> THE REQUEST: Filter this material down to the lines that hold "pull", copying each one.

> DATA ENTRIES:
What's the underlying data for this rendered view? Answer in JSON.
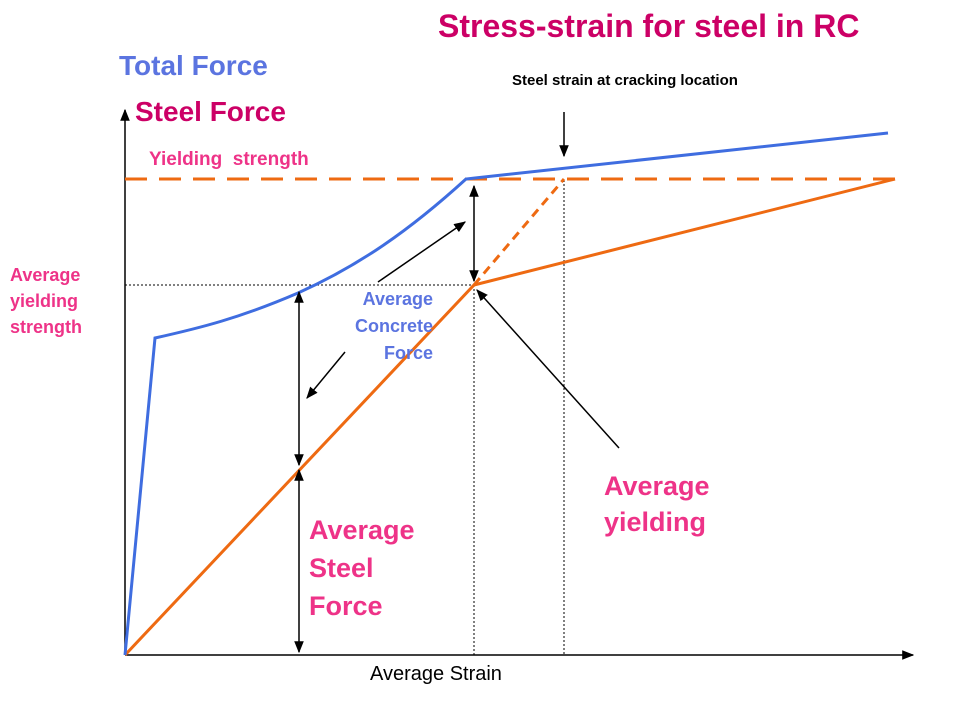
{
  "title": "Stress-strain for steel in RC",
  "y_axis": {
    "total_force_label": "Total Force",
    "steel_force_label": "Steel Force"
  },
  "x_axis": {
    "label": "Average Strain"
  },
  "annotations": {
    "crack_location": "Steel strain at cracking location",
    "yielding_strength": "Yielding  strength",
    "average_yielding_strength": [
      "Average",
      "yielding",
      "strength"
    ],
    "average_concrete_force": [
      "Average",
      "Concrete",
      "Force"
    ],
    "average_yielding": [
      "Average",
      "yielding"
    ],
    "average_steel_force": [
      "Average",
      "Steel",
      "Force"
    ]
  },
  "colors": {
    "title": "#cc0066",
    "total_force_curve": "#3f6de0",
    "steel_curve": "#ee6a12",
    "pink_labels": "#ee3388",
    "blue_labels": "#5b74e0",
    "axis": "#000000"
  }
}
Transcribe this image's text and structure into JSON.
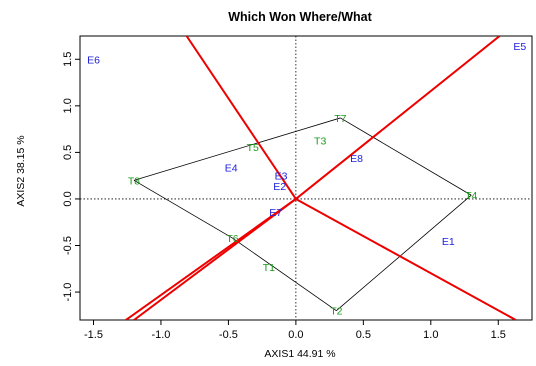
{
  "chart_data": {
    "type": "scatter",
    "title": "Which Won Where/What",
    "xlabel": "AXIS1 44.91 %",
    "ylabel": "AXIS2 38.15 %",
    "xlim": [
      -1.6,
      1.75
    ],
    "ylim": [
      -1.3,
      1.75
    ],
    "xticks": [
      -1.5,
      -1.0,
      -0.5,
      0.0,
      0.5,
      1.0,
      1.5
    ],
    "xtick_labels": [
      "-1.5",
      "-1.0",
      "-0.5",
      "0.0",
      "0.5",
      "1.0",
      "1.5"
    ],
    "yticks": [
      -1.0,
      -0.5,
      0.0,
      0.5,
      1.0,
      1.5
    ],
    "ytick_labels": [
      "-1.0",
      "-0.5",
      "0.0",
      "0.5",
      "1.0",
      "1.5"
    ],
    "origin": [
      0,
      0
    ],
    "colors": {
      "genotypes": "#1a9a1a",
      "environments": "#2020e0",
      "sectors": "#ee0000",
      "polygon": "#000000"
    },
    "series": [
      {
        "name": "T",
        "color": "#1a9a1a",
        "points": [
          {
            "label": "T7",
            "x": 0.33,
            "y": 0.87
          },
          {
            "label": "T4",
            "x": 1.3,
            "y": 0.04
          },
          {
            "label": "T2",
            "x": 0.3,
            "y": -1.2
          },
          {
            "label": "T1",
            "x": -0.2,
            "y": -0.73
          },
          {
            "label": "T6",
            "x": -0.47,
            "y": -0.42
          },
          {
            "label": "T3",
            "x": 0.18,
            "y": 0.63
          },
          {
            "label": "T5",
            "x": -0.32,
            "y": 0.56
          },
          {
            "label": "T8",
            "x": -1.2,
            "y": 0.2
          }
        ]
      },
      {
        "name": "E",
        "color": "#2020e0",
        "points": [
          {
            "label": "E1",
            "x": 1.13,
            "y": -0.45
          },
          {
            "label": "E2",
            "x": -0.12,
            "y": 0.14
          },
          {
            "label": "E3",
            "x": -0.11,
            "y": 0.25
          },
          {
            "label": "E4",
            "x": -0.48,
            "y": 0.34
          },
          {
            "label": "E5",
            "x": 1.66,
            "y": 1.64
          },
          {
            "label": "E6",
            "x": -1.5,
            "y": 1.5
          },
          {
            "label": "E7",
            "x": -0.15,
            "y": -0.14
          },
          {
            "label": "E8",
            "x": 0.45,
            "y": 0.44
          }
        ]
      }
    ],
    "polygon": [
      "T7",
      "T4",
      "T2",
      "T6",
      "T8",
      "T7"
    ],
    "sector_rays": [
      {
        "to": [
          -0.81,
          1.75
        ]
      },
      {
        "to": [
          1.63,
          -1.3
        ]
      },
      {
        "to": [
          1.51,
          1.75
        ]
      },
      {
        "to": [
          -1.26,
          -1.3
        ]
      },
      {
        "to": [
          -1.2,
          -1.3
        ]
      }
    ]
  }
}
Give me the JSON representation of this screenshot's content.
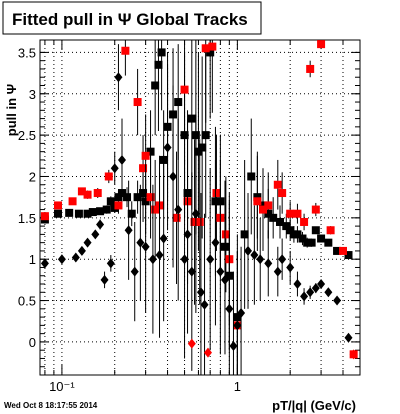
{
  "title": "Fitted pull in Ψ   Global Tracks",
  "footer_date": "Wed Oct  8 18:17:55 2014",
  "chart_data": {
    "type": "scatter",
    "title": "Fitted pull in Ψ   Global Tracks",
    "xlabel": "pT/|q| (GeV/c)",
    "ylabel": "pull in Ψ",
    "x_scale": "log",
    "xlim": [
      0.075,
      5.0
    ],
    "ylim": [
      -0.4,
      3.65
    ],
    "x_tick_labels": [
      "10⁻¹",
      "1"
    ],
    "y_tick_labels": [
      "0",
      "0.5",
      "1",
      "1.5",
      "2",
      "2.5",
      "3",
      "3.5"
    ],
    "grid": true,
    "colors": {
      "black_series": "#000000",
      "red_series": "#ff0000"
    },
    "series": [
      {
        "marker": "square",
        "color": "#000000",
        "points": [
          [
            0.08,
            1.48,
            0.02
          ],
          [
            0.095,
            1.55,
            0.02
          ],
          [
            0.11,
            1.56,
            0.02
          ],
          [
            0.125,
            1.55,
            0.02
          ],
          [
            0.14,
            1.55,
            0.03
          ],
          [
            0.15,
            1.57,
            0.03
          ],
          [
            0.165,
            1.58,
            0.04
          ],
          [
            0.18,
            1.6,
            0.05
          ],
          [
            0.19,
            1.7,
            0.06
          ],
          [
            0.2,
            1.62,
            0.06
          ],
          [
            0.21,
            1.75,
            0.08
          ],
          [
            0.22,
            1.8,
            0.1
          ],
          [
            0.235,
            1.75,
            0.12
          ],
          [
            0.25,
            1.55,
            0.15
          ],
          [
            0.27,
            1.75,
            0.2
          ],
          [
            0.29,
            1.8,
            0.35
          ],
          [
            0.3,
            1.7,
            0.4
          ],
          [
            0.32,
            2.3,
            0.5
          ],
          [
            0.34,
            3.1,
            0.6
          ],
          [
            0.355,
            3.35,
            0.8
          ],
          [
            0.37,
            3.5,
            0.7
          ],
          [
            0.38,
            2.2,
            0.6
          ],
          [
            0.4,
            2.6,
            0.9
          ],
          [
            0.43,
            2.75,
            0.8
          ],
          [
            0.46,
            2.9,
            0.7
          ],
          [
            0.5,
            2.5,
            1.0
          ],
          [
            0.52,
            1.8,
            1.0
          ],
          [
            0.55,
            2.7,
            1.1
          ],
          [
            0.58,
            2.5,
            1.2
          ],
          [
            0.6,
            2.3,
            1.2
          ],
          [
            0.63,
            2.35,
            1.1
          ],
          [
            0.66,
            2.5,
            1.0
          ],
          [
            0.7,
            3.5,
            0.8
          ],
          [
            0.75,
            1.7,
            0.9
          ],
          [
            0.8,
            1.7,
            0.8
          ],
          [
            0.85,
            1.15,
            0.8
          ],
          [
            0.9,
            0.8,
            0.9
          ],
          [
            1.0,
            0.3,
            1.0
          ],
          [
            1.1,
            1.3,
            0.9
          ],
          [
            1.2,
            2.0,
            0.7
          ],
          [
            1.3,
            1.75,
            0.5
          ],
          [
            1.4,
            1.65,
            0.4
          ],
          [
            1.5,
            1.55,
            0.3
          ],
          [
            1.6,
            1.5,
            0.25
          ],
          [
            1.75,
            1.45,
            0.2
          ],
          [
            1.9,
            1.4,
            0.15
          ],
          [
            2.0,
            1.35,
            0.12
          ],
          [
            2.1,
            1.3,
            0.1
          ],
          [
            2.2,
            1.3,
            0.1
          ],
          [
            2.35,
            1.25,
            0.08
          ],
          [
            2.5,
            1.2,
            0.06
          ],
          [
            2.65,
            1.2,
            0.05
          ],
          [
            2.8,
            1.35,
            0.04
          ],
          [
            3.0,
            1.25,
            0.04
          ],
          [
            3.3,
            1.2,
            0.03
          ],
          [
            3.7,
            1.1,
            0.03
          ],
          [
            4.3,
            1.05,
            0.03
          ]
        ]
      },
      {
        "marker": "square",
        "color": "#ff0000",
        "points": [
          [
            0.08,
            1.52,
            0.03
          ],
          [
            0.095,
            1.65,
            0.03
          ],
          [
            0.115,
            1.7,
            0.04
          ],
          [
            0.13,
            1.82,
            0.04
          ],
          [
            0.14,
            1.78,
            0.05
          ],
          [
            0.16,
            1.8,
            0.06
          ],
          [
            0.185,
            2.0,
            0.08
          ],
          [
            0.21,
            1.65,
            0.1
          ],
          [
            0.23,
            3.52,
            0.3
          ],
          [
            0.27,
            2.9,
            0.4
          ],
          [
            0.29,
            2.1,
            0.4
          ],
          [
            0.3,
            2.25,
            0.5
          ],
          [
            0.32,
            1.75,
            0.5
          ],
          [
            0.34,
            1.6,
            0.6
          ],
          [
            0.36,
            1.65,
            0.6
          ],
          [
            0.45,
            1.5,
            0.8
          ],
          [
            0.5,
            3.05,
            0.9
          ],
          [
            0.52,
            1.7,
            1.0
          ],
          [
            0.57,
            1.45,
            1.0
          ],
          [
            0.61,
            1.45,
            1.0
          ],
          [
            0.66,
            3.55,
            0.9
          ],
          [
            0.72,
            3.57,
            0.8
          ],
          [
            0.76,
            1.8,
            0.7
          ],
          [
            0.8,
            1.5,
            0.7
          ],
          [
            0.86,
            1.3,
            0.7
          ],
          [
            0.9,
            1.0,
            0.8
          ],
          [
            1.0,
            0.2,
            0.9
          ],
          [
            1.3,
            1.7,
            0.6
          ],
          [
            1.4,
            1.6,
            0.5
          ],
          [
            1.5,
            1.65,
            0.4
          ],
          [
            1.7,
            1.9,
            0.3
          ],
          [
            1.8,
            1.8,
            0.25
          ],
          [
            2.0,
            1.55,
            0.15
          ],
          [
            2.2,
            1.55,
            0.12
          ],
          [
            2.4,
            1.45,
            0.1
          ],
          [
            2.6,
            3.3,
            0.1
          ],
          [
            2.8,
            1.6,
            0.08
          ],
          [
            3.0,
            3.6,
            0.06
          ],
          [
            3.4,
            1.35,
            0.05
          ],
          [
            4.0,
            1.1,
            0.04
          ],
          [
            4.6,
            -0.15,
            0.04
          ]
        ]
      },
      {
        "marker": "diamond",
        "color": "#000000",
        "points": [
          [
            0.08,
            0.95,
            0.03
          ],
          [
            0.1,
            1.0,
            0.03
          ],
          [
            0.12,
            1.02,
            0.03
          ],
          [
            0.13,
            1.1,
            0.04
          ],
          [
            0.14,
            1.2,
            0.05
          ],
          [
            0.155,
            1.3,
            0.05
          ],
          [
            0.165,
            1.42,
            0.06
          ],
          [
            0.175,
            0.75,
            0.1
          ],
          [
            0.19,
            0.95,
            0.1
          ],
          [
            0.2,
            2.1,
            0.2
          ],
          [
            0.21,
            3.2,
            0.4
          ],
          [
            0.22,
            2.2,
            0.5
          ],
          [
            0.24,
            1.35,
            0.6
          ],
          [
            0.26,
            0.85,
            0.6
          ],
          [
            0.28,
            1.2,
            0.7
          ],
          [
            0.3,
            1.15,
            0.8
          ],
          [
            0.33,
            1.0,
            0.9
          ],
          [
            0.36,
            1.05,
            1.0
          ],
          [
            0.38,
            1.25,
            1.0
          ],
          [
            0.4,
            2.35,
            1.0
          ],
          [
            0.43,
            2.0,
            1.1
          ],
          [
            0.46,
            1.6,
            1.1
          ],
          [
            0.5,
            1.0,
            1.2
          ],
          [
            0.52,
            1.3,
            1.2
          ],
          [
            0.55,
            0.85,
            1.2
          ],
          [
            0.58,
            1.55,
            1.2
          ],
          [
            0.62,
            0.6,
            1.2
          ],
          [
            0.65,
            0.45,
            1.1
          ],
          [
            0.7,
            1.0,
            1.1
          ],
          [
            0.75,
            1.2,
            1.0
          ],
          [
            0.8,
            0.85,
            1.0
          ],
          [
            0.85,
            0.75,
            0.9
          ],
          [
            0.9,
            0.4,
            0.9
          ],
          [
            0.95,
            -0.05,
            0.9
          ],
          [
            1.0,
            0.2,
            0.9
          ],
          [
            1.05,
            0.35,
            0.8
          ],
          [
            1.15,
            1.1,
            0.7
          ],
          [
            1.25,
            1.05,
            0.6
          ],
          [
            1.35,
            1.0,
            0.5
          ],
          [
            1.5,
            0.95,
            0.4
          ],
          [
            1.7,
            0.85,
            0.3
          ],
          [
            1.8,
            1.0,
            0.25
          ],
          [
            2.0,
            0.9,
            0.2
          ],
          [
            2.2,
            0.7,
            0.15
          ],
          [
            2.4,
            0.55,
            0.1
          ],
          [
            2.6,
            0.6,
            0.08
          ],
          [
            2.8,
            0.65,
            0.06
          ],
          [
            3.0,
            0.7,
            0.05
          ],
          [
            3.3,
            0.6,
            0.05
          ],
          [
            3.7,
            0.5,
            0.04
          ],
          [
            4.3,
            0.05,
            0.04
          ]
        ]
      },
      {
        "marker": "diamond",
        "color": "#ff0000",
        "points": [
          [
            0.55,
            -0.02,
            0.05
          ],
          [
            0.68,
            -0.13,
            0.05
          ],
          [
            4.6,
            -0.15,
            0.04
          ]
        ]
      }
    ]
  }
}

> RESULT FOR THIS TASK:
  "title": "Fitted pull in Ψ   Global Tracks",
    "title": "Fitted pull in Ψ   Global Tracks",
    "ylabel": "pull in Ψ",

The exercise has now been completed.